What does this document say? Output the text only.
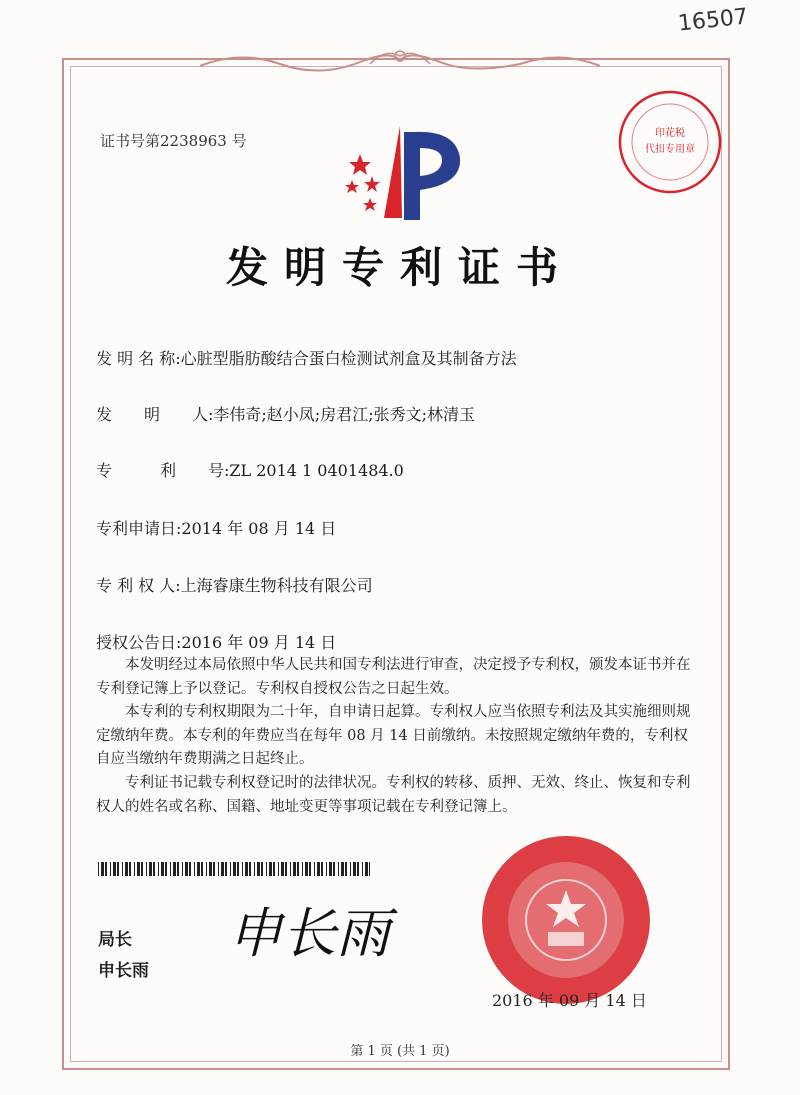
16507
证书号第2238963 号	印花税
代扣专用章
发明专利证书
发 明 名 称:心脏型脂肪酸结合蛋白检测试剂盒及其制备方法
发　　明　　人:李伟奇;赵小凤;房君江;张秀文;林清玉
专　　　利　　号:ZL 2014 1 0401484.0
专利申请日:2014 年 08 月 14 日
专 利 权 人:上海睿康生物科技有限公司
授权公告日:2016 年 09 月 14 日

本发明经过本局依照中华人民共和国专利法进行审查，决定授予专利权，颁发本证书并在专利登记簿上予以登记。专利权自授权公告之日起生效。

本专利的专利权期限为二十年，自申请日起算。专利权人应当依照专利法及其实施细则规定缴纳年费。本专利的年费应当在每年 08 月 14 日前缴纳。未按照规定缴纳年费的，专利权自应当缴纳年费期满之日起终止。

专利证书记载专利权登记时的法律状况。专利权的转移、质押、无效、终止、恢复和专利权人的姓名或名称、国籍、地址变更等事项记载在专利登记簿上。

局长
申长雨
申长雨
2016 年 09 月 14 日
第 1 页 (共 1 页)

+-------+

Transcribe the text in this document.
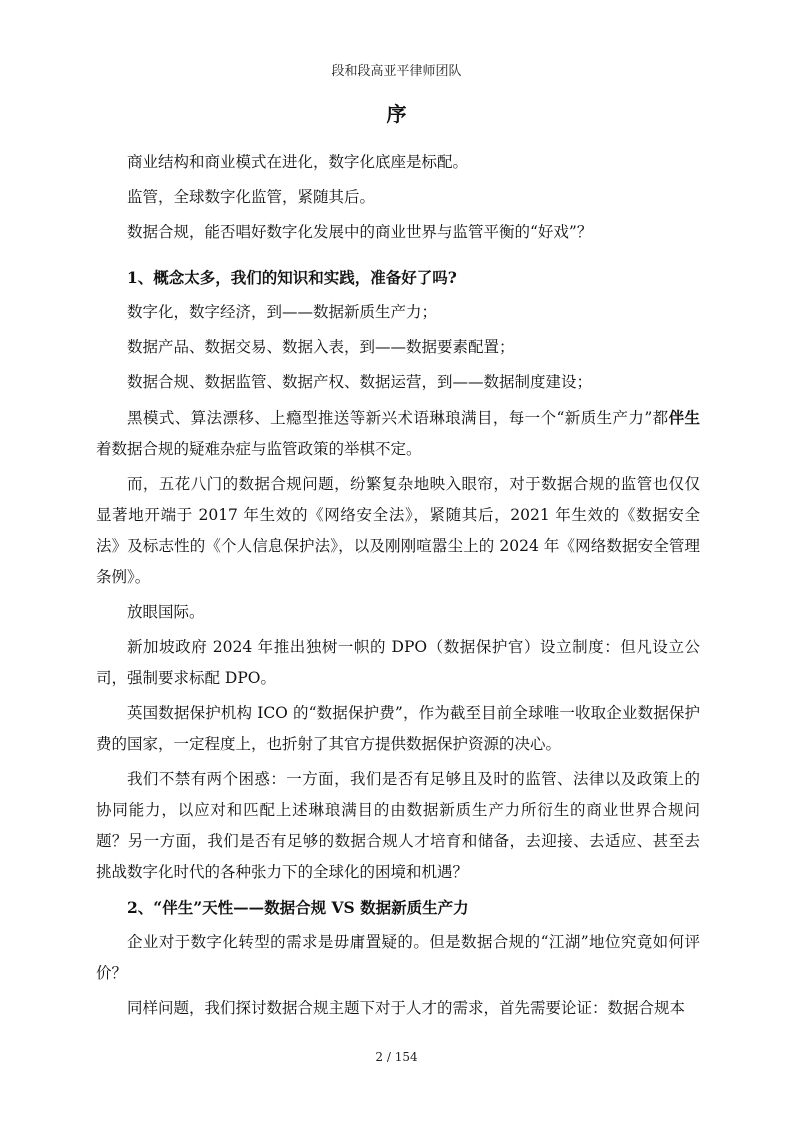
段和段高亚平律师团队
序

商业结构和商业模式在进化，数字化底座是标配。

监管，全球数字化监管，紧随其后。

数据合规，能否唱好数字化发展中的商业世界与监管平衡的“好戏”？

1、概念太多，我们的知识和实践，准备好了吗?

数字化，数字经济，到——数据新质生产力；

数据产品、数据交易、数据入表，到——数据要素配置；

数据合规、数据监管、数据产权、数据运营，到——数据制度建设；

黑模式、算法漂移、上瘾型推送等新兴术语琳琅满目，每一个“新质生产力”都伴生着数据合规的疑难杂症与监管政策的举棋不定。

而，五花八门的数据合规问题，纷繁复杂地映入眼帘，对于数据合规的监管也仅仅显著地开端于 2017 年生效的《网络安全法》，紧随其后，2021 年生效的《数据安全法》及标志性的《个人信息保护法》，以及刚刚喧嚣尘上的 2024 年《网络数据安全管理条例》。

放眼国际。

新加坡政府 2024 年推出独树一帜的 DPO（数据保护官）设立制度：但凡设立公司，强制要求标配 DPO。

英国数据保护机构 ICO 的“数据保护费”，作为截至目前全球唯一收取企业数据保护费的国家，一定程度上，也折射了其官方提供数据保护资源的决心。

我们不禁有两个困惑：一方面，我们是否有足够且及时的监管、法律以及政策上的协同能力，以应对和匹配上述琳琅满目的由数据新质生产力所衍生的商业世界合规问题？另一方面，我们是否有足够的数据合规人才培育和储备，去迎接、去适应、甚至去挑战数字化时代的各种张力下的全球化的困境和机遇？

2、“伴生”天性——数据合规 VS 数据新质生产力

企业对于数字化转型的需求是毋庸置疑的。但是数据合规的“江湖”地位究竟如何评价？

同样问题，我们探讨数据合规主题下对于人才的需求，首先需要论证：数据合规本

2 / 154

+-------+

* Job *
Go through the entries above and pull out each line with "this" in it.

* Solution to the exercise *
What does this document say? Output the text only.
Transcribe the text in this document.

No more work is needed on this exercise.